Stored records
>> begin
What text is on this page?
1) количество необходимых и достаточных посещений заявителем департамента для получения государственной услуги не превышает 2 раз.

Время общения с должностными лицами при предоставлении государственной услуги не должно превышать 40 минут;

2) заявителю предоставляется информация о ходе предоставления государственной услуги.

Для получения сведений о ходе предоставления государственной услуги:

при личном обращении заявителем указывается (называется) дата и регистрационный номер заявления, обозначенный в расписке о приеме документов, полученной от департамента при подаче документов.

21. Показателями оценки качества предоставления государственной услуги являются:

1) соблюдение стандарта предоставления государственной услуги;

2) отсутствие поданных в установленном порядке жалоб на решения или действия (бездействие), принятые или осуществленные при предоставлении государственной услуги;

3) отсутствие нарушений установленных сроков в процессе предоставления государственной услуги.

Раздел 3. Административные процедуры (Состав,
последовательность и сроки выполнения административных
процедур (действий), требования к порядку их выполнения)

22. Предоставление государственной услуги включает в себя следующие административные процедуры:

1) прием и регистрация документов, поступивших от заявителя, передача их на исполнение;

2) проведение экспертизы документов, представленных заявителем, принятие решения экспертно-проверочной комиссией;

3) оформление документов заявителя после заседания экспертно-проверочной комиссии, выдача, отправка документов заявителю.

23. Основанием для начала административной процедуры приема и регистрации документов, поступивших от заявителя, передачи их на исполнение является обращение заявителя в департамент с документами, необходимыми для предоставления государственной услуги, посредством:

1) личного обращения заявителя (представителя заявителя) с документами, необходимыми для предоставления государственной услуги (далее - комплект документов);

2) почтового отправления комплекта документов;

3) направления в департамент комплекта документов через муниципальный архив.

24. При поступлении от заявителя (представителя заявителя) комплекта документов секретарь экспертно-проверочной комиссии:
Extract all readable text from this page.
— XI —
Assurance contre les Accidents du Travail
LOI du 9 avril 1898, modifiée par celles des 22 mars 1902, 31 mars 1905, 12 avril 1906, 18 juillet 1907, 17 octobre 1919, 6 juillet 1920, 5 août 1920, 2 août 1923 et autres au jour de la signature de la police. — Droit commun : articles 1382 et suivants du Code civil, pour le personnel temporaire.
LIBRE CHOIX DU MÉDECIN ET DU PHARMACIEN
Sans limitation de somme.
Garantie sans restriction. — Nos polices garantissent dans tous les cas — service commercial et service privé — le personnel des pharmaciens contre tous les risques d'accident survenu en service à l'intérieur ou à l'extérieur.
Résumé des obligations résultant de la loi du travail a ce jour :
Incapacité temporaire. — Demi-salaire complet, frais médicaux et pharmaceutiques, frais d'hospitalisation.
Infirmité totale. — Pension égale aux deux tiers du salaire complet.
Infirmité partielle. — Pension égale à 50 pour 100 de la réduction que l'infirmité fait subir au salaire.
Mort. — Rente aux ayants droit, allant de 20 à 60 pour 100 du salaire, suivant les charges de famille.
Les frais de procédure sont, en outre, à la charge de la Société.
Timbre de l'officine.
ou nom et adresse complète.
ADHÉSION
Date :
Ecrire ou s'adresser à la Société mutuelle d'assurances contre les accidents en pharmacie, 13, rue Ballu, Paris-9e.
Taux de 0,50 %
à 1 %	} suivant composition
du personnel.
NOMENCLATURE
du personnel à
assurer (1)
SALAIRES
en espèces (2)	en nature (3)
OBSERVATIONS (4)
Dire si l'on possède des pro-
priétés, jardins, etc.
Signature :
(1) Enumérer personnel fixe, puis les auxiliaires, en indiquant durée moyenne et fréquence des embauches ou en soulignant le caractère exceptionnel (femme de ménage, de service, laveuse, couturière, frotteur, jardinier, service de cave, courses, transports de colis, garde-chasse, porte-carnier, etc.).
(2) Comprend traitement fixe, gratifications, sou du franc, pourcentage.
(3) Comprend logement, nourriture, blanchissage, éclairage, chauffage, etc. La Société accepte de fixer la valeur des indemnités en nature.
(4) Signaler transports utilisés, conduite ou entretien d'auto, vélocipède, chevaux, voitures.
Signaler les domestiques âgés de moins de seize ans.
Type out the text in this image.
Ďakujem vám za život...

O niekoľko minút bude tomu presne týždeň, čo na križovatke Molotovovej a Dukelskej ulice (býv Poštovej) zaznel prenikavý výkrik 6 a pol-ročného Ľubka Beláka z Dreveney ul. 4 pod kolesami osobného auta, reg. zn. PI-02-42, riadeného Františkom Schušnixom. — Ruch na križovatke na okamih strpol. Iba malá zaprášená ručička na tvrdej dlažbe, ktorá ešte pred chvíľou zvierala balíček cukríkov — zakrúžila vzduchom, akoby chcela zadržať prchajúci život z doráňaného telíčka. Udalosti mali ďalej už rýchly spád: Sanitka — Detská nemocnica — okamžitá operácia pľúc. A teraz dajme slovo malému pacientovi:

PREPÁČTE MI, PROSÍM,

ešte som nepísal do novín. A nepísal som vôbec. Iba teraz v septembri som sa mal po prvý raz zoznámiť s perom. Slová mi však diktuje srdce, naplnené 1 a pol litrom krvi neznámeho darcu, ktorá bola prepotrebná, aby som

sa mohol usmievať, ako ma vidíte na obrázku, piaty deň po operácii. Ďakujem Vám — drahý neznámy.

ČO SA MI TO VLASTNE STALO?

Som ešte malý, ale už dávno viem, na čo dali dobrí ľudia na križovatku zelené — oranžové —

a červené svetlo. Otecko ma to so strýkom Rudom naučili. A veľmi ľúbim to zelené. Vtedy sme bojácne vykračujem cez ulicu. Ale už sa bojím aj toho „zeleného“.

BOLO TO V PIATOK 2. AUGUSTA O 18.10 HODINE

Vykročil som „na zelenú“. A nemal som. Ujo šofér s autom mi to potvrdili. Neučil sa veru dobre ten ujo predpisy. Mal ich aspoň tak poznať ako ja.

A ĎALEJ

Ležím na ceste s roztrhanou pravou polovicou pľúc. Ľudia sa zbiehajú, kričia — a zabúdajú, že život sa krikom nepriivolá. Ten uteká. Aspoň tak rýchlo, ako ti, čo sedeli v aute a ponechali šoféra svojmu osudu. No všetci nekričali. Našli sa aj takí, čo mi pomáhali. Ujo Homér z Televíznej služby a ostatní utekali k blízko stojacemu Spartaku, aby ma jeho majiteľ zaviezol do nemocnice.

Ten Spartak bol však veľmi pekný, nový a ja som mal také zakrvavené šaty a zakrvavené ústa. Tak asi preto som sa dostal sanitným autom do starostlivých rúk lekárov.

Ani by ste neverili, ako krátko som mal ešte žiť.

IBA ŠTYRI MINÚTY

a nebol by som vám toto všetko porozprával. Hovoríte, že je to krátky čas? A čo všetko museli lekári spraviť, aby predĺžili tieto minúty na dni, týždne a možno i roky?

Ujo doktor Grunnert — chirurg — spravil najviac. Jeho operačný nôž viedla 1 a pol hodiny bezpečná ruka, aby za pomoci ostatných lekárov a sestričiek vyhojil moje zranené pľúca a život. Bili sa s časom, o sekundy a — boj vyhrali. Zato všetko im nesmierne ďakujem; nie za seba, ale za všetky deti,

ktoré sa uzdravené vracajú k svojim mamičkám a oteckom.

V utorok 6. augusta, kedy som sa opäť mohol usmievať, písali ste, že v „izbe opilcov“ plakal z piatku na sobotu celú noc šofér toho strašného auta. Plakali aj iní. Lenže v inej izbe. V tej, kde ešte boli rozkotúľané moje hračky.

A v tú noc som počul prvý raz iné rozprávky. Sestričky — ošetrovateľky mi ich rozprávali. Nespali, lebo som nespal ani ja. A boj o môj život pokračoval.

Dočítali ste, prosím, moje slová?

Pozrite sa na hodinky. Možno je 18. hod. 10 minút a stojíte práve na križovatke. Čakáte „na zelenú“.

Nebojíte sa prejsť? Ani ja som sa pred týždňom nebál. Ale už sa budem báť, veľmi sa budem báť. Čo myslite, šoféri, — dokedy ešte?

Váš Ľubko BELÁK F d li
>> end
Copy out each line that contains the word "решения".

■ **Task response**
2) отсутствие поданных в установленном порядке жалоб на решения или действия (бездействие), принятые или осуществленные при предоставлении государственной услуги;
2) проведение экспертизы документов, представленных заявителем, принятие решения экспертно-проверочной комиссией;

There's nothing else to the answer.